■ **Aim of the task**
Select each line of the records that contains the string "trend", and copy those lines. Case counts.

==================================================

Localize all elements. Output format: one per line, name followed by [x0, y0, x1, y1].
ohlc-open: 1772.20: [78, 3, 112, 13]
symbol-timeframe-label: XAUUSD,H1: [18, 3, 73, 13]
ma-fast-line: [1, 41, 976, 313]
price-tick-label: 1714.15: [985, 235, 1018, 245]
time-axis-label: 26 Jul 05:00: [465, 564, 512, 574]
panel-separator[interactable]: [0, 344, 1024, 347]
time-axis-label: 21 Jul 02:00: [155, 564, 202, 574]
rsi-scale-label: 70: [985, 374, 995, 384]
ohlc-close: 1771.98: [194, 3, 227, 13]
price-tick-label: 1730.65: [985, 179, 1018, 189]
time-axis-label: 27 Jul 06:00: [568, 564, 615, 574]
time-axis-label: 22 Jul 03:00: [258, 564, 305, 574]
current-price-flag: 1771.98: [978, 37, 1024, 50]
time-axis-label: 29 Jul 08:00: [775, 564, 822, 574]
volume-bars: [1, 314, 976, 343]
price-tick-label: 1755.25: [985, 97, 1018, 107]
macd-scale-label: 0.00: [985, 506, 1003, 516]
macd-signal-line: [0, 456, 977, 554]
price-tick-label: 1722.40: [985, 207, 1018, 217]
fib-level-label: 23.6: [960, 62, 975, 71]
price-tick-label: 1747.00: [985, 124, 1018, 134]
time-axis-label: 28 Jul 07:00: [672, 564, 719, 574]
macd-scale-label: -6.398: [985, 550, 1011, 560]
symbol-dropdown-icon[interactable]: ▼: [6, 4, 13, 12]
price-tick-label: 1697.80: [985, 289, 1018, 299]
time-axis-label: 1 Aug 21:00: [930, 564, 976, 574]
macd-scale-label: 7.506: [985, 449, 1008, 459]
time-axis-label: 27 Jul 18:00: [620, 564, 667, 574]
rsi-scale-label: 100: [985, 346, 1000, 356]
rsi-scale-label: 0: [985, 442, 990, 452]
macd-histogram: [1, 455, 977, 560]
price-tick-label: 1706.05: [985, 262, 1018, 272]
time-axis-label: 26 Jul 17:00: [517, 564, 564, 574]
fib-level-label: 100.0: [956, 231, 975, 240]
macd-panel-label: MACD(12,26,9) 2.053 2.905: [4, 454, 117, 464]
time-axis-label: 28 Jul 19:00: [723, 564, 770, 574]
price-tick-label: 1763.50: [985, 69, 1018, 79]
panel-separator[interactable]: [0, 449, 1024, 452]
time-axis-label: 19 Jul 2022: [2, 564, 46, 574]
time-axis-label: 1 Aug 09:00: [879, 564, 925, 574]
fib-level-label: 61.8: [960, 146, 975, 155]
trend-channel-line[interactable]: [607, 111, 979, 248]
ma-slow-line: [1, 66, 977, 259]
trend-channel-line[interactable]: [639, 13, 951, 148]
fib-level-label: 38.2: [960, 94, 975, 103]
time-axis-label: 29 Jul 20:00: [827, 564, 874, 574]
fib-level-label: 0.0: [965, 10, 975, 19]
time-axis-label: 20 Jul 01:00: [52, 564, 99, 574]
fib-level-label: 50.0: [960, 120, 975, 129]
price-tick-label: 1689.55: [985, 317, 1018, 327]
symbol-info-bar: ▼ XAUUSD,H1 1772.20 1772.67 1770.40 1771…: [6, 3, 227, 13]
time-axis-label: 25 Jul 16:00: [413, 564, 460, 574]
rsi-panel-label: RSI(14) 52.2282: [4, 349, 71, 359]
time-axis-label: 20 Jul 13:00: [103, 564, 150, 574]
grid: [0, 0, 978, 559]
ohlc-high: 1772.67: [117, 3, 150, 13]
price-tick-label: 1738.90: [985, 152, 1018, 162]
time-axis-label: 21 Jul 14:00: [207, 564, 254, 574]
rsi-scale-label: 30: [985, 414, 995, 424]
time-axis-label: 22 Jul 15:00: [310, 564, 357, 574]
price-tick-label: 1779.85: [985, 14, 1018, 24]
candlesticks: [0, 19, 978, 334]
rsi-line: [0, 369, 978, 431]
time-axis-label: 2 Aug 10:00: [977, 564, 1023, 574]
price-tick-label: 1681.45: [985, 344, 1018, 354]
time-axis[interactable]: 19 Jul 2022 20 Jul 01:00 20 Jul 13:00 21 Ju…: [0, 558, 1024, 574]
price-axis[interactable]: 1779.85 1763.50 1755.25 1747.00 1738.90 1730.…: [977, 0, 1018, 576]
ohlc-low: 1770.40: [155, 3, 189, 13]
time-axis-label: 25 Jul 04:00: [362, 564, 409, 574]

==================================================

■ **Full output**
trend-channel-line[interactable]: [607, 111, 979, 248]
trend-channel-line[interactable]: [639, 13, 951, 148]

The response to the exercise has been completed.